Dataset items
▬▬▬▬▬▬▬▬▬▬

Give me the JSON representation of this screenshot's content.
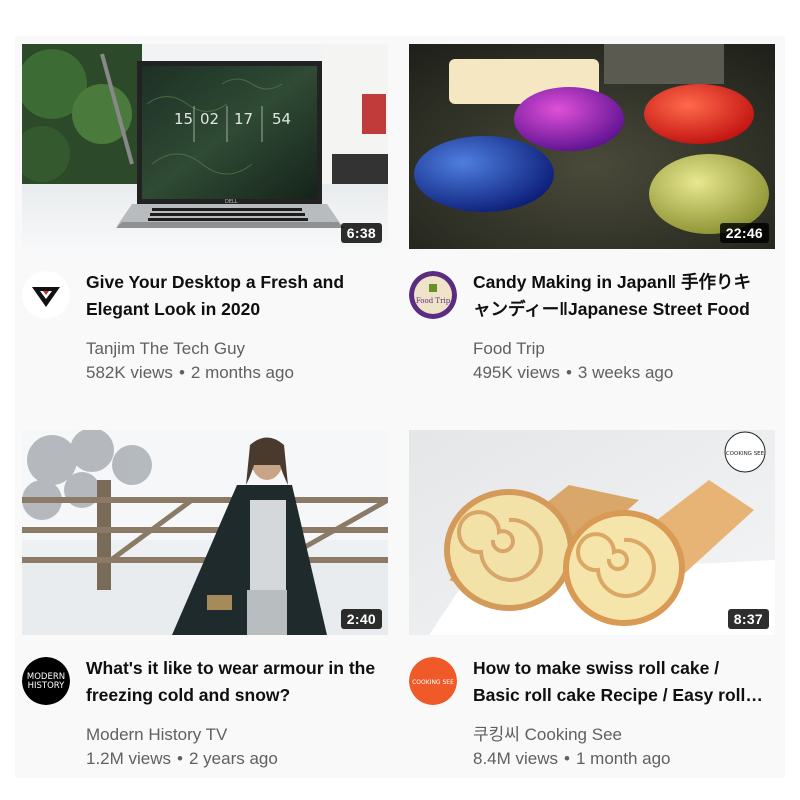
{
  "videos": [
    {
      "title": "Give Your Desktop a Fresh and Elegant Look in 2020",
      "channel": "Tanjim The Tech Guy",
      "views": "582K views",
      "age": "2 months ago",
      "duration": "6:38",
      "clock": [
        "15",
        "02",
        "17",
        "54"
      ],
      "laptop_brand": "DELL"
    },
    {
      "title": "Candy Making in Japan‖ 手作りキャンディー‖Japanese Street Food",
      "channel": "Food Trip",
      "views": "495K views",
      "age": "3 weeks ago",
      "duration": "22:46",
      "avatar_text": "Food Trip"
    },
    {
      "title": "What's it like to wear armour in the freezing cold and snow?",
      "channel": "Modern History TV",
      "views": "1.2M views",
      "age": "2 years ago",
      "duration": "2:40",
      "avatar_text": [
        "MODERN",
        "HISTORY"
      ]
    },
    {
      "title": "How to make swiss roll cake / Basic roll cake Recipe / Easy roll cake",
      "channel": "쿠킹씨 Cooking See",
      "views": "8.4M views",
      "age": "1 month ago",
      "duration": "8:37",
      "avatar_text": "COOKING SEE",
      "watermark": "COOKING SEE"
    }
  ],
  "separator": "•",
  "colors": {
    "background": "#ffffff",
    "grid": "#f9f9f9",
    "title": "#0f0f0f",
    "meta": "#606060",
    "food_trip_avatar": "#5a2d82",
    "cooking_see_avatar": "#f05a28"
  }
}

▬▬▬▬▬▬▬▬▬▬

> [TASK DETAILS] Gather every line containing the word "Give" and copy it.

> [SOLUTION FOR THIS EXERCISE]
Give me the JSON representation of this screenshot's content.
      "title": "Give Your Desktop a Fresh and Elegant Look in 2020",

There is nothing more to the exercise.